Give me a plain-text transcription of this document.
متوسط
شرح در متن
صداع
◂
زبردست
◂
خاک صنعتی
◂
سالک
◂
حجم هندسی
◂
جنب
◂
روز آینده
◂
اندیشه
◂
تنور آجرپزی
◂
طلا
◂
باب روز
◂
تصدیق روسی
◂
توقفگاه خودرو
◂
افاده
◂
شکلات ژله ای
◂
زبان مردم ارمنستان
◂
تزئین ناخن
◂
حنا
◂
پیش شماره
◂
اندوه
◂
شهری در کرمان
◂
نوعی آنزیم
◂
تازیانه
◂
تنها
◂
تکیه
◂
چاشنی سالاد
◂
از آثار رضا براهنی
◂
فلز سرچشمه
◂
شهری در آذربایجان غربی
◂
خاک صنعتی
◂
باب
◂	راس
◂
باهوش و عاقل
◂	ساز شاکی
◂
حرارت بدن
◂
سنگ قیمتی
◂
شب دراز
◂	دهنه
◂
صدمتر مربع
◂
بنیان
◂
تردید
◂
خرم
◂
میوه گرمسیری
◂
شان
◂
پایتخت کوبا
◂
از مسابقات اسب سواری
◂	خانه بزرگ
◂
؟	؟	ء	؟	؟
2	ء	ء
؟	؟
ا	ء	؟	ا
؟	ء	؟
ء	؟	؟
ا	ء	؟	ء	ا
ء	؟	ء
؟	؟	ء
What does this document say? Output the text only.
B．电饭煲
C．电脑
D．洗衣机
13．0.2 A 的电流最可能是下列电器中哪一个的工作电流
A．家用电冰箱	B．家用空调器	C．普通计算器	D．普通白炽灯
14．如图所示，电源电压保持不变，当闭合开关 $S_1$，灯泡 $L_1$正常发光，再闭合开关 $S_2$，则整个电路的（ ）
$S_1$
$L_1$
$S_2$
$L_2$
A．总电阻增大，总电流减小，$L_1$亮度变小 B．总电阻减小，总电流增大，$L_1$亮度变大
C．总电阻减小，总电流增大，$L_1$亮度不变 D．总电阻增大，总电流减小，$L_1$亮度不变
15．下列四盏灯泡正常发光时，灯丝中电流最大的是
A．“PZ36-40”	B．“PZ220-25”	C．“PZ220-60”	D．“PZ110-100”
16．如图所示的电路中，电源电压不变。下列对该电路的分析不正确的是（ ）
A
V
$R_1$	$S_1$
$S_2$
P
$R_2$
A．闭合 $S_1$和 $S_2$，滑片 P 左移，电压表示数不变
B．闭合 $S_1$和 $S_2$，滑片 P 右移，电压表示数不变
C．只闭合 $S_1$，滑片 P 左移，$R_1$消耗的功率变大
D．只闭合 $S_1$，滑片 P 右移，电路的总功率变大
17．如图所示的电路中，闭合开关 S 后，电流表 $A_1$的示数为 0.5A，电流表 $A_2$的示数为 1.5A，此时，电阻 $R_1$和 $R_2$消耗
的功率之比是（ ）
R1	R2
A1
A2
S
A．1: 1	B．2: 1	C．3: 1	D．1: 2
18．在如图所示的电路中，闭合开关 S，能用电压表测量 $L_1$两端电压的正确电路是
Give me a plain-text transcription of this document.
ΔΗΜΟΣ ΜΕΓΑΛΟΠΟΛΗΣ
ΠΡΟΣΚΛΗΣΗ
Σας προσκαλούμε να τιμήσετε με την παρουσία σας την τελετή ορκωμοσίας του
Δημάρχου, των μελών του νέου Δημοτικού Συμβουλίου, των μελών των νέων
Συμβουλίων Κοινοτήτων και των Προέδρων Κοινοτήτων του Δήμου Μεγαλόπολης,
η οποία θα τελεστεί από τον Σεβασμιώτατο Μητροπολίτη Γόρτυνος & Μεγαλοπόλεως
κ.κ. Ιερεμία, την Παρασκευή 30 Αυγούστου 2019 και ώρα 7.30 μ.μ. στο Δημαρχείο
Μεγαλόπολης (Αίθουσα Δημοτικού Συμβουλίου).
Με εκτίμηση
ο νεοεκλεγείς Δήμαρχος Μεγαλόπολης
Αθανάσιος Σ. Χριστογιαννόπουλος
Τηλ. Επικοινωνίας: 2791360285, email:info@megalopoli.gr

━━━━━━━━

● **Exercise details**
Copy out the data shown above without altering anything.

● **Full response**
Give me a plain-text transcription of this document.
متوسط
شرح در متن
صداع
◂
زبردست
◂
خاک صنعتی
◂
سالک
◂
حجم هندسی
◂
جنب
◂
روز آینده
◂
اندیشه
◂
تنور آجرپزی
◂
طلا
◂
باب روز
◂
تصدیق روسی
◂
توقفگاه خودرو
◂
افاده
◂
شکلات ژله ای
◂
زبان مردم ارمنستان
◂
تزئین ناخن
◂
حنا
◂
پیش شماره
◂
اندوه
◂
شهری در کرمان
◂
نوعی آنزیم
◂
تازیانه
◂
تنها
◂
تکیه
◂
چاشنی سالاد
◂
از آثار رضا براهنی
◂
فلز سرچشمه
◂
شهری در آذربایجان غربی
◂
خاک صنعتی
◂
باب
◂	راس
◂
باهوش و عاقل
◂	ساز شاکی
◂
حرارت بدن
◂
سنگ قیمتی
◂
شب دراز
◂	دهنه
◂
صدمتر مربع
◂
بنیان
◂
تردید
◂
خرم
◂
میوه گرمسیری
◂
شان
◂
پایتخت کوبا
◂
از مسابقات اسب سواری
◂	خانه بزرگ
◂
؟	؟	ء	؟	؟
2	ء	ء
؟	؟
ا	ء	؟	ا
؟	ء	؟
ء	؟	؟
ا	ء	؟	ء	ا
ء	؟	ء
؟	؟	ء
What does this document say? Output the text only.
B．电饭煲
C．电脑
D．洗衣机
13．0.2 A 的电流最可能是下列电器中哪一个的工作电流
A．家用电冰箱	B．家用空调器	C．普通计算器	D．普通白炽灯
14．如图所示，电源电压保持不变，当闭合开关 $S_1$，灯泡 $L_1$正常发光，再闭合开关 $S_2$，则整个电路的（ ）
$S_1$
$L_1$
$S_2$
$L_2$
A．总电阻增大，总电流减小，$L_1$亮度变小 B．总电阻减小，总电流增大，$L_1$亮度变大
C．总电阻减小，总电流增大，$L_1$亮度不变 D．总电阻增大，总电流减小，$L_1$亮度不变
15．下列四盏灯泡正常发光时，灯丝中电流最大的是
A．“PZ36-40”	B．“PZ220-25”	C．“PZ220-60”	D．“PZ110-100”
16．如图所示的电路中，电源电压不变。下列对该电路的分析不正确的是（ ）
A
V
$R_1$	$S_1$
$S_2$
P
$R_2$
A．闭合 $S_1$和 $S_2$，滑片 P 左移，电压表示数不变
B．闭合 $S_1$和 $S_2$，滑片 P 右移，电压表示数不变
C．只闭合 $S_1$，滑片 P 左移，$R_1$消耗的功率变大
D．只闭合 $S_1$，滑片 P 右移，电路的总功率变大
17．如图所示的电路中，闭合开关 S 后，电流表 $A_1$的示数为 0.5A，电流表 $A_2$的示数为 1.5A，此时，电阻 $R_1$和 $R_2$消耗
的功率之比是（ ）
R1	R2
A1
A2
S
A．1: 1	B．2: 1	C．3: 1	D．1: 2
18．在如图所示的电路中，闭合开关 S，能用电压表测量 $L_1$两端电压的正确电路是
Give me a plain-text transcription of this document.
ΔΗΜΟΣ ΜΕΓΑΛΟΠΟΛΗΣ
ΠΡΟΣΚΛΗΣΗ
Σας προσκαλούμε να τιμήσετε με την παρουσία σας την τελετή ορκωμοσίας του
Δημάρχου, των μελών του νέου Δημοτικού Συμβουλίου, των μελών των νέων
Συμβουλίων Κοινοτήτων και των Προέδρων Κοινοτήτων του Δήμου Μεγαλόπολης,
η οποία θα τελεστεί από τον Σεβασμιώτατο Μητροπολίτη Γόρτυνος & Μεγαλοπόλεως
κ.κ. Ιερεμία, την Παρασκευή 30 Αυγούστου 2019 και ώρα 7.30 μ.μ. στο Δημαρχείο
Μεγαλόπολης (Αίθουσα Δημοτικού Συμβουλίου).
Με εκτίμηση
ο νεοεκλεγείς Δήμαρχος Μεγαλόπολης
Αθανάσιος Σ. Χριστογιαννόπουλος
Τηλ. Επικοινωνίας: 2791360285, email:info@megalopoli.gr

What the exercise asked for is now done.